**PROBLEMS**
[A] In the holiday shopping post, what price does the author give for the ebook edition of The Closet of Discarded Dreams?
[B] Extend the holiday shopping post, picking up after its final sentence.

**TEXT PROVIDED**
• • • •
Saturday, December 22, 2012

Last-minute Xmas shopping thoughts


by RudyG

You've only got 3 shopping days left and it's almost too late to do anything except run out to the corner Walgreen's and buy something that fulfills your obligation, but will be so lame that everyone will know you ran out to Walgreen's at the last minute. Here's what you can do to make it look like you at least tried and you also get to blame something else (like the post office) for not having a physical present for unwrapping.

BTW, I begged Santa, but my Chicano fantasy book didn't make Gustavo Arellanos' Ask-A-Mexican Christmas shopping list. So what? Use what's below and help me make Gustavo regret he left me off that list.

1. The Closet of Discarded Dreams, a Chicano fantasy novel in paperback

If you're in the Denver Metro area, the first offering is a copy of my book delivered either to you or the recipient. Bargain price of $15 and I'll pay for deliver, autographed. It also comes with a set of Closet drink coasters and a bookmark. Order quick and you can have it by Xmas.

Outside the Denver area, I will pay postage, but it won't get there until after Xmas. In the meantime, you could print out the book cover, stick it in an envelope with a nice note and blame its late arrival on the post office. For all locations, I'll throw in some minimal gift-wrapping. I'll add a personalized note on the title page at no cost.

Contact me at the book website thru the Contact the Author box.


Nov.-Dec. 2012 issue, with my story El Viaje de Clarisa

If you need a present for an elementary school-aged kid who's bilingual, order a copy of my children's fable in Spanish about a little girl ant whose life is one struggle after another.

About $5 with postage. Contact them for details. It won't arrive in time for Xmas, but you can print out a copy of this cover and claim that it was just released, which is why it's late.


3. The Closet of Discarded Dreams, a Chicano fantasy novel, the EBook format

This one you can get in time for Xmas, if your recipient has or will receive an electronic reader. Plus, it's 25% off, or cheap at $4.47. It will make you look hi-tech savvy and trendy a la chicanada at the same time.

Go here, and at check out, enter coupon code 12PE9NGO4MDS  for 25% off your ebook order.
Formats available: epub (Nook compatible), pdf, mobi (Kindle compatible), lit (Microsoft Reader), and pdb (Palm).
The code is good until 12-31-2012.


4. Crossing the Path of Tellers anthology, with my SW fantasy story Memorabilia

Been looking for that perfect cheap book from Romania? This is it! It's $7.90, eligible for free shipping from Amazon. I haven't read the other stories, but Memorabilia tells the story of a mexicano shaman whose springcleaning of his cabin ends up in a battle with a Navajo water monster and an almost clean adobe. Print out this cover, stick it in the envelope, etc.

Obviously, you could also order other works by La Bloga's authors, of which there are many worthy as presents. In each case, order something, print out the cover, and look a little sheepish--when the envelope is torn open around the Xmas tree--because there's just paper inside. Or you could hold yourself proud that you're better than your brother who's giving everybody something from Walgreen's.
• • • •
**DATASET SECTION**

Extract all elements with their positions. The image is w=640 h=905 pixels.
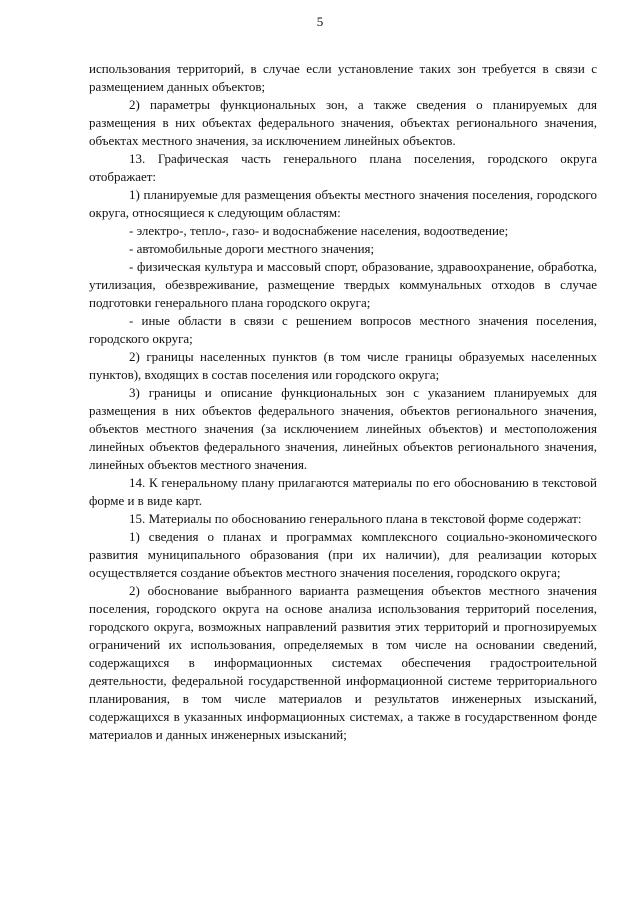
• • • •
**OUTPUTS FOR THE TASKS**
[A] $4.47, which is 25% off.

[B]
Support the Chicano classic Bless Me, Última

If you haven't read Manuel Ramos's article on the upcoming film version of Rudy Anaya's classic novel, go here. As Ramos says, we need to support Chicano lit in all its forms, especially when it's about to hit the Big Screen!

I can't find info on a release date, so anyone with info, please add that to Comments below.


Tomando / tokeando any holiday season


This is probably your last worry this time of year, but it might be the first thing--besides avoiding Walgreen's--Not to get a DUI, a contemporary American hysteria that Chicanos too suffer from. Below are excerpts from a Lewis Lapham article, Why the War on Drugs Is a War on Human Nature that's worth a read.

Since I'm of the belief that DUI-paranoia is greatly responsible for the death of affordable live music that once blared in our neighborhoods, I present this for informational purposes only. Celebrating American-style historically has not been tea-drinking time. So, if Walgreen's doesn't have everything you need, there's still time to make another stop. Take these words as you will.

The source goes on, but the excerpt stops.